═══ Provided text ═══

Great...
Spyware-on-a-chip....
Ready to be added to anything and everything that runs on electricity...
Amid the enormous bundle of digital-assistant devices and technology Amazon super-hyped this week, one particular component has the potential to change the future of the smart home market. It's hardware that, in theory, would allow any manufacturer to make their products work with the Alexa system. The Alexa Connect Kit is …
Most likely that Amazon chip will have built in wifi, so since they can't count on that from a typical blender etc., so it would be impossible to disable. Even if you don't program it with your SSID/password, it would be constantly trying to connect to something, so it would be only a matter of time before someone figured out a way to hack into it. Attacks against the wifi chips in Android & iOS phones were done a couple years ago, if you can p0wn a phone that takes security seriously you sure as well will be able to p0wn a microwave or blender.
I'm sure nothing bad would happen if someone was able to hack into my microwave and make it turn on and stay on with nothing in it. I'm sure nothing bad would happen if they were able to hack into my oven and do the same. Or cycle my blender on/off repeatedly, turn my refrigerator off, dryer on and so forth.
Unfortunately a lot of idiots are buying into this Alexa nonsense, so a lot more people would think of it as a feature than people like us who would see it as a negative, so appliance makers will probably be lining up to built Amazon's shit into their products.
"I'm sure nothing bad would happen if someone was able to hack into my microwave and make it turn on and stay on with nothing in it."

═══ Entries supplied ═══

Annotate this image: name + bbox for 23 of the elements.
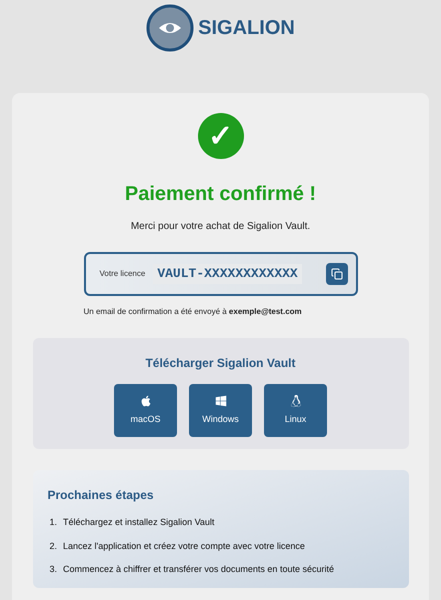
success-title: Paiement confirmé ! — [124, 182, 316, 207]
download-title: Télécharger Sigalion Vault — [145, 355, 296, 372]
linux-icon — [290, 394, 302, 407]
apple-icon — [140, 394, 152, 407]
thanks-message: Merci pour votre achat de Sigalion Vault. — [130, 220, 310, 234]
brand-name: SIGALION — [198, 16, 295, 41]
download-button[interactable]: macOS — [114, 384, 177, 437]
step-number: 2. — [50, 540, 58, 552]
step-text: Téléchargez et installez Sigalion Vault — [63, 516, 214, 529]
download-button[interactable]: Linux — [264, 384, 327, 437]
email-confirmation-text: Un email de confirmation a été envoyé à exemple@test.com — [82, 306, 303, 318]
success-check-icon: ✓ — [198, 113, 244, 159]
download-button[interactable]: Windows — [189, 384, 252, 437]
next-steps-title: Prochaines étapes — [48, 487, 155, 504]
license-label: Votre licence — [100, 268, 146, 280]
step-number: 3. — [50, 563, 58, 576]
eye-logo-icon — [146, 4, 194, 52]
step-text: Commencez à chiffrer et transférer vos documents en toute sécurité — [63, 563, 334, 576]
copy-icon — [330, 268, 342, 280]
windows-icon — [214, 394, 226, 407]
step-text: Lancez l'application et créez votre compte avec votre licence — [63, 540, 305, 553]
copy-button[interactable] — [326, 263, 348, 285]
step-number: 1. — [50, 516, 58, 529]
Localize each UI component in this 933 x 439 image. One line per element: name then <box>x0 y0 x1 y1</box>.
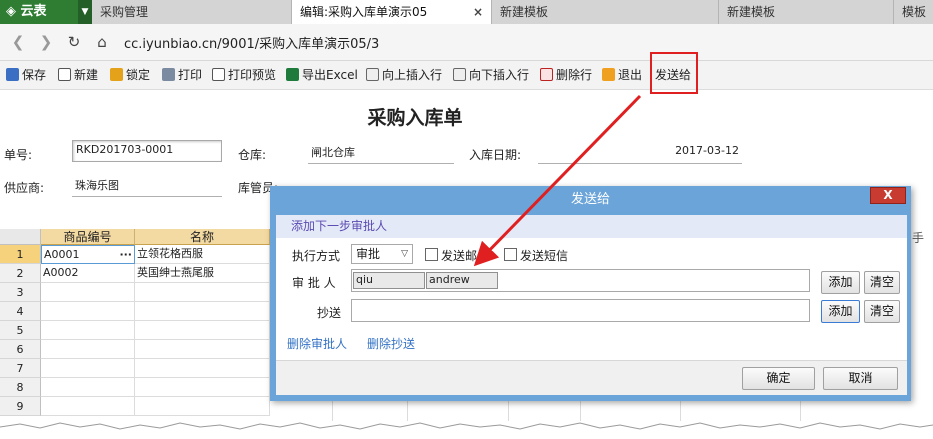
annotation-arrow <box>473 94 642 267</box>
torn-edge <box>0 422 933 439</box>
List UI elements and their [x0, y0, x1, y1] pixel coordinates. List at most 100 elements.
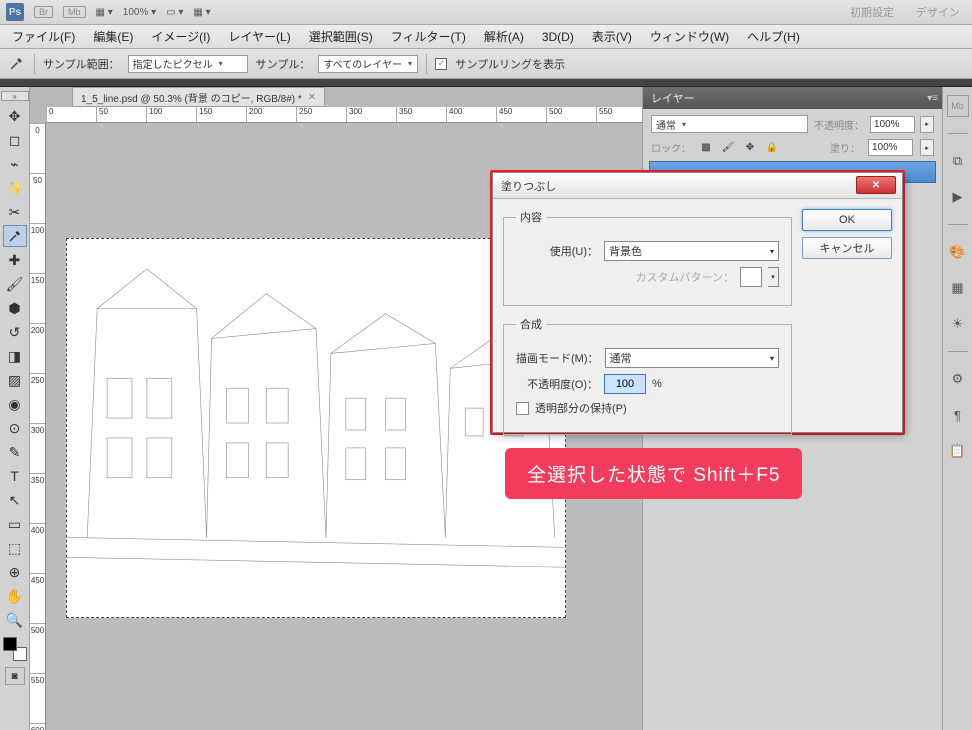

═══

_Requirements_. Continue the discussion of Amazon's Alexa Connect Kit after its last line, the quoted remark about a hacked microwave.

_Exercise result_.
Well, I CAN attest that there was a thermal fuse in ours that blew after the potato that I'd intended to cook for 6 minutes was about 15 minutes into its conversion to charcoal. (Extra zero on the cook time.) But the oven was really never quite the same even after I replaced the fuse.
> Extra zero on the cook time.
Some microwave ovens provide superb examples of very bad UI design. Some have you press five buttons just to reheat a cup of tea for twenty seconds (and the sequence isn't in an intuitive order, either), when others have a two-knob design (power, time) that works well. Tech publisher Felix Dennis said that one of the joys of being a millionaire (besides the island homes, cocaine and attractive staff) is that every home he owned had the exact same model of microwave oven - so he wouldn't have to learn how to use a new one.
"Some microwave ovens provide superb examples of very bad UI design."
Some? How about most?
I swear there's a secret cabal somewhere, dedicated to ensuring that microwave UIs get progressively worse over the years. The technology itself has barely changed in decades, and yet every time I get a new one it's more difficult to use than the one it replaced. They've come up with *one* good idea in that time (press the start button multiple times to add +1 minute), and destroyed that benefit with several steps back elsewhere.
I used to be able to punch a power level with a dedicated button (one keypress), then key in the time I want and press Go.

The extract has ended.